=== TEXT SEGMENT ===
American director and actor

Gabriel Barre (born James Gabriel Barre, August 26, 1957) is an American director and actor. Best known for creating original musicals, his work has been seen on Broadway, throughout the United States, and across four continents internationally.

==Early life and education==
Gabriel Barre was born in Brattleboro, Vermont, and raised throughout the state, primarily in Burlington, Vermont. He is the son of an Episcopal priest, James Lyman Barre, and a systems analyst, Hallie Susan Hebb, and is the oldest of three children. At 18 he moved to New York City to pursue a career as an actor, attending the American Academy of Dramatic Arts (AADA). Upon graduation he spent five years as a member of the Richard Morse Mime Theatre at their Greenwich Village location, and performed with them at Lincoln Center, as well as touring the United States. His work with the company included serving as a cultural ambassador performing throughout the Middle East, including in Israel, Saudi Arabia, Syria, Iran, Afghanistan, Egypt, Algeria, Tunisia and Greece.

=== PROVIDED INFORMATION ===
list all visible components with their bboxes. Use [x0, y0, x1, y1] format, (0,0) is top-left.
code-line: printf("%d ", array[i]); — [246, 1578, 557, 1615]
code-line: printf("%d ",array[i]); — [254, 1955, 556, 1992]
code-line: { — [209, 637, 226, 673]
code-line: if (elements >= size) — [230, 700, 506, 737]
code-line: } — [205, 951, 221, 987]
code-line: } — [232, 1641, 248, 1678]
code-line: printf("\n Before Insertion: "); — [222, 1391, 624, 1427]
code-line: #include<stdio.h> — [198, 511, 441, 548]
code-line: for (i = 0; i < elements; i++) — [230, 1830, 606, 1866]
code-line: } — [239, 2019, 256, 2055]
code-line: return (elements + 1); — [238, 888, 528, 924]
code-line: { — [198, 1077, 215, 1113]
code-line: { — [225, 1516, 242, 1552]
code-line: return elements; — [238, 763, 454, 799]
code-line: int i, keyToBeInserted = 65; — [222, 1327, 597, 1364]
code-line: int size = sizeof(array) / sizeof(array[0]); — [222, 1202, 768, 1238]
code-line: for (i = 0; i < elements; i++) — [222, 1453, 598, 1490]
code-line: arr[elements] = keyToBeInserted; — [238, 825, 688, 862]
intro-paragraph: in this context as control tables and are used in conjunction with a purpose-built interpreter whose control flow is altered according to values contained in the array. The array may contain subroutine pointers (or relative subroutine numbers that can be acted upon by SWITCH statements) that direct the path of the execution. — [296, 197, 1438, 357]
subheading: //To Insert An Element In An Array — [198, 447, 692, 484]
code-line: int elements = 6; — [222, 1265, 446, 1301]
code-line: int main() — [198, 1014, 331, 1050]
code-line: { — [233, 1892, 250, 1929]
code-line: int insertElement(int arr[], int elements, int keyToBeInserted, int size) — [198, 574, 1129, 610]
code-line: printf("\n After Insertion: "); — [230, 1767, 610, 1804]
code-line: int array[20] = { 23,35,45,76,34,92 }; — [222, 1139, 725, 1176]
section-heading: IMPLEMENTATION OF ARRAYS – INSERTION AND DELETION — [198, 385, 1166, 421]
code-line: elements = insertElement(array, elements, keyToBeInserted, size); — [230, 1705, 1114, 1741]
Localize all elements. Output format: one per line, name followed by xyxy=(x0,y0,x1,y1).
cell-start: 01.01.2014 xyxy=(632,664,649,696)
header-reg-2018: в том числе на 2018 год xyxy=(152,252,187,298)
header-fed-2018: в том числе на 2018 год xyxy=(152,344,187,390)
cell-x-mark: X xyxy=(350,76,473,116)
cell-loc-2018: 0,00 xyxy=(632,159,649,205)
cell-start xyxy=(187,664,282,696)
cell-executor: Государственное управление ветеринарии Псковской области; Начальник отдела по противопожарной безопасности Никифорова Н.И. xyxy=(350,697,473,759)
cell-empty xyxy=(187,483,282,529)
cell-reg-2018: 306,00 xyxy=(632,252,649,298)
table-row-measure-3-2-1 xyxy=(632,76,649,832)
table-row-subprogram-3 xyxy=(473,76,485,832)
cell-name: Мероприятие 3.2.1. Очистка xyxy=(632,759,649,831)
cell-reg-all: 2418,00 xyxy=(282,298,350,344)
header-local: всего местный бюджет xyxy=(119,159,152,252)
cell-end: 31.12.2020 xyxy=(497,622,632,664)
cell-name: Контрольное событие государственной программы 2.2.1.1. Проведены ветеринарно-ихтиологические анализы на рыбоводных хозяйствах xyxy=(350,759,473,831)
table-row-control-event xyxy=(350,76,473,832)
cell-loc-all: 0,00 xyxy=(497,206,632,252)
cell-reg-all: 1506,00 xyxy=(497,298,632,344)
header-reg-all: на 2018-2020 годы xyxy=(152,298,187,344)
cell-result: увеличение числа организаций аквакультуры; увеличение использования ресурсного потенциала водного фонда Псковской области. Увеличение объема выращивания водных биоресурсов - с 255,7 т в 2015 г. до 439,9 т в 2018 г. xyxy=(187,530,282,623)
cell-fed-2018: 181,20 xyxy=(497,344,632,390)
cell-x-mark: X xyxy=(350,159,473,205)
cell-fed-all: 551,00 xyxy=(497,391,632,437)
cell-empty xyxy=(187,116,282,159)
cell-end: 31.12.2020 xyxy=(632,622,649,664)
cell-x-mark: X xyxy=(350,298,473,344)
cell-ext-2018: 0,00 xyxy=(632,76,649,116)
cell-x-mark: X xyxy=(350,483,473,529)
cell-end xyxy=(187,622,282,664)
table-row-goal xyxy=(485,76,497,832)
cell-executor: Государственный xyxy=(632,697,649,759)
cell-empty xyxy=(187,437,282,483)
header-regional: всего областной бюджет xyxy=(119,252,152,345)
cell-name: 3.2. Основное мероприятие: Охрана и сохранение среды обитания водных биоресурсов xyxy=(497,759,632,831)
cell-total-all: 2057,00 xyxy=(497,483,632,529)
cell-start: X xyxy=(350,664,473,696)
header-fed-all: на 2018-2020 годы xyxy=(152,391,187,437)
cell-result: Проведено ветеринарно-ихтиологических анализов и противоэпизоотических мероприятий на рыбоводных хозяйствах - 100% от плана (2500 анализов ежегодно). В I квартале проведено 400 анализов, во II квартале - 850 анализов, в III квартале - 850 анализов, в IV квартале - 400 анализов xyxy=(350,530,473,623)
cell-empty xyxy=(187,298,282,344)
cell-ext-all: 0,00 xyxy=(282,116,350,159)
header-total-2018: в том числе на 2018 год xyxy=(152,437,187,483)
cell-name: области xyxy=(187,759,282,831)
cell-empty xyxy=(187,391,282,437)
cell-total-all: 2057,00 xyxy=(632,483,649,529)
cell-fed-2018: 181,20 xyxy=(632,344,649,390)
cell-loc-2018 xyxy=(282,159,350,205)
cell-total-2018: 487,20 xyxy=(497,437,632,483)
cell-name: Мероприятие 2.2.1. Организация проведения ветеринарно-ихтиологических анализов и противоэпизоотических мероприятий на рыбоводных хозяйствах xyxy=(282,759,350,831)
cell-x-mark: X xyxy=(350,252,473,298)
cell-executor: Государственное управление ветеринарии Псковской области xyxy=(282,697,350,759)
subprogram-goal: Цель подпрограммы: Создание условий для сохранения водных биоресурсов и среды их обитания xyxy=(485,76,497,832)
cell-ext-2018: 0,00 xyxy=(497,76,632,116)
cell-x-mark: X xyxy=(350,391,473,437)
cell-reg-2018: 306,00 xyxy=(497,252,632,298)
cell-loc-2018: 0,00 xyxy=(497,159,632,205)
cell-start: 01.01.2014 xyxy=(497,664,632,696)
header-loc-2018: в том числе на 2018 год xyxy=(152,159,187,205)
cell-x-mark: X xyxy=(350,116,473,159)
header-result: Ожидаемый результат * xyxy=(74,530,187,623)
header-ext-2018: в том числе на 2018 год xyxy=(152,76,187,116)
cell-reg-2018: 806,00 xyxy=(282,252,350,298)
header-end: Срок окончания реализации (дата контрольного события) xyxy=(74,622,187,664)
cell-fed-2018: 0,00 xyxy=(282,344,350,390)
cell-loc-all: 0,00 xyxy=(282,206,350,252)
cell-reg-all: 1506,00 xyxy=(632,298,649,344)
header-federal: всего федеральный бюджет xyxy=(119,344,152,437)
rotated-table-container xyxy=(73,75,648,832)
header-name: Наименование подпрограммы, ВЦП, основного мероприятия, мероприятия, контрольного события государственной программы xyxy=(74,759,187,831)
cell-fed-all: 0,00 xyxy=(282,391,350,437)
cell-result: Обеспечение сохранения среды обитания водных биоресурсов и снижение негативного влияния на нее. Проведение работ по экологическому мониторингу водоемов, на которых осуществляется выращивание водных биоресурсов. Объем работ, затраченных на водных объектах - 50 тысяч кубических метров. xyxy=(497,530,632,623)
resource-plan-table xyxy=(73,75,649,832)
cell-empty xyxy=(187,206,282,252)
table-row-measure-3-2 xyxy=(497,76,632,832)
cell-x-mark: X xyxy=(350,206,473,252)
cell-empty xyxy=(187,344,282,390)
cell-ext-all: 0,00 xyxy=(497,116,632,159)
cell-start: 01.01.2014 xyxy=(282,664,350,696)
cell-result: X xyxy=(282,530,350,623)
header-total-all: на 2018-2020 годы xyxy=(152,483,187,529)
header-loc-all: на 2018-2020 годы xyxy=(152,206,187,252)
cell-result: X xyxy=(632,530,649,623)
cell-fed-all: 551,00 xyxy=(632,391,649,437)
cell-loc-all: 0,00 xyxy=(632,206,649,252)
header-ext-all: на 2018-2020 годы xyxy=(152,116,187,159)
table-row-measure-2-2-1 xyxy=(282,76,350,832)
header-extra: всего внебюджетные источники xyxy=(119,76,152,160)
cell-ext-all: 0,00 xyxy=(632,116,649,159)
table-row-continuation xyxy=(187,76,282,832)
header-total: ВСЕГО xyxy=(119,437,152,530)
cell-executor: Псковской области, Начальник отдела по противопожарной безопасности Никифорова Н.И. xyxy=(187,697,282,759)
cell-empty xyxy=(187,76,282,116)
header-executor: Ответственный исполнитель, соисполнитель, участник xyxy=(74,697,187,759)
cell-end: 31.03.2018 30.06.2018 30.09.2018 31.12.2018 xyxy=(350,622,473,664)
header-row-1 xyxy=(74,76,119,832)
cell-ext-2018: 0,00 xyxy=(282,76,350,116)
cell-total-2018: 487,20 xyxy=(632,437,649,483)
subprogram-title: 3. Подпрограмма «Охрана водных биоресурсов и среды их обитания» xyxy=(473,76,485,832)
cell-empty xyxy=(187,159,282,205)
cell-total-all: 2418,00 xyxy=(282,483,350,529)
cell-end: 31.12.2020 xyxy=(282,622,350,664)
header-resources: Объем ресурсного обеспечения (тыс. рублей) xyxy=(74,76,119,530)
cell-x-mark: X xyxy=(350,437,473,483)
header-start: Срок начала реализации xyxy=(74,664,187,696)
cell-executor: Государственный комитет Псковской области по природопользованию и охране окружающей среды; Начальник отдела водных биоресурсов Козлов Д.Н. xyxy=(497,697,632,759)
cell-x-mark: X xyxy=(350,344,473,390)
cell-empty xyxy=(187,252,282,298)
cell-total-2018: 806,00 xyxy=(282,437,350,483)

=== WHAT TO WORK ON ===
1: List every person named in the Gabriel Barre text.
2: Rewrite the passage of the Gabriel Barre text starting with "Gabriel Barre (born" and going on through "four continents internationally.", replacing "original musicals" with "new musicals".

=== PER-TASK ANSWERS ===
1: Gabriel Barre (born James Gabriel Barre), James Lyman Barre, Hallie Susan Hebb

2:
Gabriel Barre (born James Gabriel Barre, August 26, 1957) is an American director and actor. Best known for creating new musicals, his work has been seen on Broadway, throughout the United States, and across four continents internationally.